Each entry has to be copied exactly, with nothing missed.

----

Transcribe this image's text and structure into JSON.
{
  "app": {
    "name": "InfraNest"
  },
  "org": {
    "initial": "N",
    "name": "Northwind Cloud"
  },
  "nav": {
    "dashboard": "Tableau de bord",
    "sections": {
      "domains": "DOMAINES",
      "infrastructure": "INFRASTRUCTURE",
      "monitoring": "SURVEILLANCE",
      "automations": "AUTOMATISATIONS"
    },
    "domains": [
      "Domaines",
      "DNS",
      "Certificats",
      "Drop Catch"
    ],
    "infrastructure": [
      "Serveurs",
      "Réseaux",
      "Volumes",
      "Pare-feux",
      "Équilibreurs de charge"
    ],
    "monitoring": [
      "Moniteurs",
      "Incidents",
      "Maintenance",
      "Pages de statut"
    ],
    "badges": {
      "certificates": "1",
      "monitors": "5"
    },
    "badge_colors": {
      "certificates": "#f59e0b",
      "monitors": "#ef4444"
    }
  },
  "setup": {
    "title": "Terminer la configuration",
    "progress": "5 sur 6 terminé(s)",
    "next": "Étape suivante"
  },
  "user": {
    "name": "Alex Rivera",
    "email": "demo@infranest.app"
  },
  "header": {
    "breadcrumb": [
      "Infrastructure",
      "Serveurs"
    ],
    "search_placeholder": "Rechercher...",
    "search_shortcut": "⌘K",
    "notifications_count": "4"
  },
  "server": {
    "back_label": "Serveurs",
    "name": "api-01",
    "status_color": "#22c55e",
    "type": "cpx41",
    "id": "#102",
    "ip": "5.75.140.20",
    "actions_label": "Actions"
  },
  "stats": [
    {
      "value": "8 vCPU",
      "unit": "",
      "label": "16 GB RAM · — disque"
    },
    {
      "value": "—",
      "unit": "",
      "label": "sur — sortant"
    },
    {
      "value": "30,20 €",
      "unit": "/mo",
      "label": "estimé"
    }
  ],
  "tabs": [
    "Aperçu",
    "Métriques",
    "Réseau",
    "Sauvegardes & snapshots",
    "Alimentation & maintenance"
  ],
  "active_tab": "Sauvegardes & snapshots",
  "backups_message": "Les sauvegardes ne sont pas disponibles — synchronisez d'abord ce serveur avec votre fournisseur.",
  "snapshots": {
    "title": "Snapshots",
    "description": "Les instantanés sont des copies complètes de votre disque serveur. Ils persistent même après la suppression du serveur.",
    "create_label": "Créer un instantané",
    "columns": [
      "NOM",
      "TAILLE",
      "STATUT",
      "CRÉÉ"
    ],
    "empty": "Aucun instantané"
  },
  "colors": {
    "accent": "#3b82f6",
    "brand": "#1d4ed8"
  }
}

----

*RESPONSE TO THIS TASK*:
Transcribe this image's text and structure into JSON.
{
  "app": {
    "name": "InfraNest"
  },
  "org": {
    "initial": "N",
    "name": "Northwind Cloud"
  },
  "nav": {
    "dashboard": "Tableau de bord",
    "sections": {
      "domains": "DOMAINES",
      "infrastructure": "INFRASTRUCTURE",
      "monitoring": "SURVEILLANCE",
      "automations": "AUTOMATISATIONS"
    },
    "domains": [
      "Domaines",
      "DNS",
      "Certificats",
      "Drop Catch"
    ],
    "infrastructure": [
      "Serveurs",
      "Réseaux",
      "Volumes",
      "Pare-feux",
      "Équilibreurs de charge"
    ],
    "monitoring": [
      "Moniteurs",
      "Incidents",
      "Maintenance",
      "Pages de statut"
    ],
    "badges": {
      "certificates": "1",
      "monitors": "5"
    },
    "badge_colors": {
      "certificates": "#f59e0b",
      "monitors": "#ef4444"
    }
  },
  "setup": {
    "title": "Terminer la configuration",
    "progress": "5 sur 6 terminé(s)",
    "next": "Étape suivante"
  },
  "user": {
    "name": "Alex Rivera",
    "email": "demo@infranest.app"
  },
  "header": {
    "breadcrumb": [
      "Infrastructure",
      "Serveurs"
    ],
    "search_placeholder": "Rechercher...",
    "search_shortcut": "⌘K",
    "notifications_count": "4"
  },
  "server": {
    "back_label": "Serveurs",
    "name": "api-01",
    "status_color": "#22c55e",
    "type": "cpx41",
    "id": "#102",
    "ip": "5.75.140.20",
    "actions_label": "Actions"
  },
  "stats": [
    {
      "value": "8 vCPU",
      "unit": "",
      "label": "16 GB RAM · — disque"
    },
    {
      "value": "—",
      "unit": "",
      "label": "sur — sortant"
    },
    {
      "value": "30,20 €",
      "unit": "/mo",
      "label": "estimé"
    }
  ],
  "tabs": [
    "Aperçu",
    "Métriques",
    "Réseau",
    "Sauvegardes & snapshots",
    "Alimentation & maintenance"
  ],
  "active_tab": "Sauvegardes & snapshots",
  "backups_message": "Les sauvegardes ne sont pas disponibles — synchronisez d'abord ce serveur avec votre fournisseur.",
  "snapshots": {
    "title": "Snapshots",
    "description": "Les instantanés sont des copies complètes de votre disque serveur. Ils persistent même après la suppression du serveur.",
    "create_label": "Créer un instantané",
    "columns": [
      "NOM",
      "TAILLE",
      "STATUT",
      "CRÉÉ"
    ],
    "empty": "Aucun instantané"
  },
  "colors": {
    "accent": "#3b82f6",
    "brand": "#1d4ed8"
  }
}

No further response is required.